[begin AVAILABLE DATA]

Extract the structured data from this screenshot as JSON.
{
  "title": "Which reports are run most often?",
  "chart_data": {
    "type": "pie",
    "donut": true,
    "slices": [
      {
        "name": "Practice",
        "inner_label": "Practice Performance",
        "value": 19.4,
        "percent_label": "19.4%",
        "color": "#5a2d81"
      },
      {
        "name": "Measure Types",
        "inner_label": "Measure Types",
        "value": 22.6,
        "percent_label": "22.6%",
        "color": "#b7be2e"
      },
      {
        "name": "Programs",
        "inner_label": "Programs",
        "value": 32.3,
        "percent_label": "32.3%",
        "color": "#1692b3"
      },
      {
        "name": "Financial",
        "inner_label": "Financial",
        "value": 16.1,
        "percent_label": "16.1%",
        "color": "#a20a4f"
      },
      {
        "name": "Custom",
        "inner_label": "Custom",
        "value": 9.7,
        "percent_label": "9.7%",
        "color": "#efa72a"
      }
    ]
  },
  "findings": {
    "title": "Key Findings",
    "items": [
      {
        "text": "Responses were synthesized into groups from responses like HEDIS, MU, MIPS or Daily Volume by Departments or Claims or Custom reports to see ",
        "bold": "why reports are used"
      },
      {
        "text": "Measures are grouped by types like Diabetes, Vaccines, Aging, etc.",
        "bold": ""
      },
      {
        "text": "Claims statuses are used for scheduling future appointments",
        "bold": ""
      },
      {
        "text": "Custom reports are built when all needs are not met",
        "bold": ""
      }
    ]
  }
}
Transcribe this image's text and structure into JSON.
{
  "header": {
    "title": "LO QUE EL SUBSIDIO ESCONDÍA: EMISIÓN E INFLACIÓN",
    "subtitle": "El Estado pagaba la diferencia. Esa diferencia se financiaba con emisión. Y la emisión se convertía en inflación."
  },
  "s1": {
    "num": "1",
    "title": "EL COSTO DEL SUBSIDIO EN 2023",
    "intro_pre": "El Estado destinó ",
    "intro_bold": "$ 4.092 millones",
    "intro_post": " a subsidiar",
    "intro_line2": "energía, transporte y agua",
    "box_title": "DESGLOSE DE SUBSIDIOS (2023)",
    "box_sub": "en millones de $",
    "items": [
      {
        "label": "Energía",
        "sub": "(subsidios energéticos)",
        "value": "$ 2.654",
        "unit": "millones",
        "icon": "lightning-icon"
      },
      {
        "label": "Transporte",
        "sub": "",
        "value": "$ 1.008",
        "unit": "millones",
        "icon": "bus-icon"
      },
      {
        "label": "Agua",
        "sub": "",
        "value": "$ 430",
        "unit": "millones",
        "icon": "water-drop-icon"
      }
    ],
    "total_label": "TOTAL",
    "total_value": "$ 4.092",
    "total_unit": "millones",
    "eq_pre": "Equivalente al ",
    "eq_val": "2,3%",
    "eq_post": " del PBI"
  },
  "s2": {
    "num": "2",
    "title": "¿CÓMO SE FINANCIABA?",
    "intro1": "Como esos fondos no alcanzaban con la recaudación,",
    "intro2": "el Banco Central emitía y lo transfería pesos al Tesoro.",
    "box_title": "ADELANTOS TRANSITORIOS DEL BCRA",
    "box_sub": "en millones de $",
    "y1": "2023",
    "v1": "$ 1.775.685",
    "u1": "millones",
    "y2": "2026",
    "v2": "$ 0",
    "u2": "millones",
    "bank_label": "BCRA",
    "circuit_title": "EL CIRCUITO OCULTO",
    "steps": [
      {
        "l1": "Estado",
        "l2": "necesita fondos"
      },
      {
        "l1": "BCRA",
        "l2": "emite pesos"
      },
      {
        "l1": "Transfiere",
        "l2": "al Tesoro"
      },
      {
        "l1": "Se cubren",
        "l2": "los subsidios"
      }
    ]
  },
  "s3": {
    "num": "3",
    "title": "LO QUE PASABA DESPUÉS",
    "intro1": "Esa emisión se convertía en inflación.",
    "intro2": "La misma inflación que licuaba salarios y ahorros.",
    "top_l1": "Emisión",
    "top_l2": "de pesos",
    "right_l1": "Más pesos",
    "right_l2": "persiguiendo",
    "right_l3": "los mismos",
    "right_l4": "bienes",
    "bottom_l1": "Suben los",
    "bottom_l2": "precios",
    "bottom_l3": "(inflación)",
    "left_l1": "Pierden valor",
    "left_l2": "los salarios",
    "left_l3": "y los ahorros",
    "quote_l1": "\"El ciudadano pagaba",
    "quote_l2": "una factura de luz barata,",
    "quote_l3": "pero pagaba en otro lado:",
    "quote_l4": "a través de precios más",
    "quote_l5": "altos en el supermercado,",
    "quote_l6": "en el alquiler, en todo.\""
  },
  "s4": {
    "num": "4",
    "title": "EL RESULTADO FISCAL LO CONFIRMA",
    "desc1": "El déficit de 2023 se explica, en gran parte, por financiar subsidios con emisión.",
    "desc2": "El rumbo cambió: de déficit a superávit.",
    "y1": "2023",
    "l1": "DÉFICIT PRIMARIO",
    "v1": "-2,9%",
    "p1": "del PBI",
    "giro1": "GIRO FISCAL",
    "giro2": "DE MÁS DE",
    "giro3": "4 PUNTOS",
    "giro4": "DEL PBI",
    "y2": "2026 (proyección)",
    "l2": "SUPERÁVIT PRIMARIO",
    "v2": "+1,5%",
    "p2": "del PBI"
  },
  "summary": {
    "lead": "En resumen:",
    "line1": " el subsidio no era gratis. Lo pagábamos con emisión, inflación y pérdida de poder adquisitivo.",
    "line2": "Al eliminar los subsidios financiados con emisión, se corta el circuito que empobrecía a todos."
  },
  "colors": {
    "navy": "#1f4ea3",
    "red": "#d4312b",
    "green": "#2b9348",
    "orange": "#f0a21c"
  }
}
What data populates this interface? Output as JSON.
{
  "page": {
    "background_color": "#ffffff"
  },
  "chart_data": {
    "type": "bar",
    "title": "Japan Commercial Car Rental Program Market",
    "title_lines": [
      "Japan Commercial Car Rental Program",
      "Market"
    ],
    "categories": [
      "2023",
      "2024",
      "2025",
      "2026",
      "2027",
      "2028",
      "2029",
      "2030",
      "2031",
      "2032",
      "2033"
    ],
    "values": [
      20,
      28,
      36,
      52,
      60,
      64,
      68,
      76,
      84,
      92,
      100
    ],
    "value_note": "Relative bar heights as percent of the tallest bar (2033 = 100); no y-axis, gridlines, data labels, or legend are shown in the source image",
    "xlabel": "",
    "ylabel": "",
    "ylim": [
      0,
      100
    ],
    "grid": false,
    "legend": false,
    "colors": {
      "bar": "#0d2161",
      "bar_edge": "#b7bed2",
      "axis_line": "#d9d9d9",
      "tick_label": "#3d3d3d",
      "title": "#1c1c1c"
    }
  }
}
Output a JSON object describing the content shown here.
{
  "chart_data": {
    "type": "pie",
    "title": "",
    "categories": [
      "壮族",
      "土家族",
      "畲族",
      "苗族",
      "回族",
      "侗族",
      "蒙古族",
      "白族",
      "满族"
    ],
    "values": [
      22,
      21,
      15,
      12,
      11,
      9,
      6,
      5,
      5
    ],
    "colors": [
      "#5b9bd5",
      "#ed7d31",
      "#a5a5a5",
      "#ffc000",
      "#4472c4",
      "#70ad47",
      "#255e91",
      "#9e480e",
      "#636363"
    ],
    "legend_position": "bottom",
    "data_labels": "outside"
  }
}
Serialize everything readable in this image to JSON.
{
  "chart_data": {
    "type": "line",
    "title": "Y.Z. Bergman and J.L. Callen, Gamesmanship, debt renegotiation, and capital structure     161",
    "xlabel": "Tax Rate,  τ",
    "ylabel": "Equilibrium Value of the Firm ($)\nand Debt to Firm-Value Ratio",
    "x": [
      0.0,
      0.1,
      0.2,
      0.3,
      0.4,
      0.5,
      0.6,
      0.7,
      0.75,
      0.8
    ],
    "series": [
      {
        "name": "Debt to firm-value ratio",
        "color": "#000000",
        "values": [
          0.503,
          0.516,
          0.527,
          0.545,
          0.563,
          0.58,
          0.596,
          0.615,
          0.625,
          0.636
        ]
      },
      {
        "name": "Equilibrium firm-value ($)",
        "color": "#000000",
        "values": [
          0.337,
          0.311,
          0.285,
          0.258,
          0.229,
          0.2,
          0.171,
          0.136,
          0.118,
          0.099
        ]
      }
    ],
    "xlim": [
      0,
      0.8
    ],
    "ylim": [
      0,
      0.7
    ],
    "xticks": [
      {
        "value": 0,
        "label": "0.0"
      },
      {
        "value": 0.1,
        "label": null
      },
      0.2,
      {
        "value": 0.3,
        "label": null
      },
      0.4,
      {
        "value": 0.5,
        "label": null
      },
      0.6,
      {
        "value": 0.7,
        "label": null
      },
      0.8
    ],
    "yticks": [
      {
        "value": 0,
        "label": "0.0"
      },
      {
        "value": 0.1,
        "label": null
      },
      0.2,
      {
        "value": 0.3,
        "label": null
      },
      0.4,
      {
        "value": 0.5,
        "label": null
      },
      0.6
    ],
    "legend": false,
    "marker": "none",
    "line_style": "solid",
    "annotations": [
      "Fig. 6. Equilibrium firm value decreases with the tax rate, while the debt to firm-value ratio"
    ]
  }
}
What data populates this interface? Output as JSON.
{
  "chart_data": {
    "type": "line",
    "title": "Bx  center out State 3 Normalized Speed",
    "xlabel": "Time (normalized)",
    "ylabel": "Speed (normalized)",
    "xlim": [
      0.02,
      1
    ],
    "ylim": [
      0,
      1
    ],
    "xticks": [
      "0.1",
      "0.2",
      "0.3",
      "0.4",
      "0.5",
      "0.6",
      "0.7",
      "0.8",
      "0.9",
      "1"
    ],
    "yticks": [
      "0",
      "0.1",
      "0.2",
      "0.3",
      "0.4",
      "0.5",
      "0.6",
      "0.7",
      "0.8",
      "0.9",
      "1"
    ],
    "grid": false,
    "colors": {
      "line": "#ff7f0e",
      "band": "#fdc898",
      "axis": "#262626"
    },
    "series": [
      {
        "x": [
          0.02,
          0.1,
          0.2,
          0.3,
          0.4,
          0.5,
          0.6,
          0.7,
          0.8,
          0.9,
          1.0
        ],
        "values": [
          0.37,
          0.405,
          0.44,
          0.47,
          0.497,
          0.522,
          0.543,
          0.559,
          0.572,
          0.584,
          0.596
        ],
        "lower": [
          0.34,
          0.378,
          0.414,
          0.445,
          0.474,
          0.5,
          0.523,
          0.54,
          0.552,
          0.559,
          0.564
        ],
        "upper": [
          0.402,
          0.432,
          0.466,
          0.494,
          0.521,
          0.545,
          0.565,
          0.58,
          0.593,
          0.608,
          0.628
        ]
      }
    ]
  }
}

[end AVAILABLE DATA]

YOUR INSTRUCTIONS: Work out how many lines above contain the word "Commercial". Give only the number.

SOLUTION TO THE EXERCISE: 2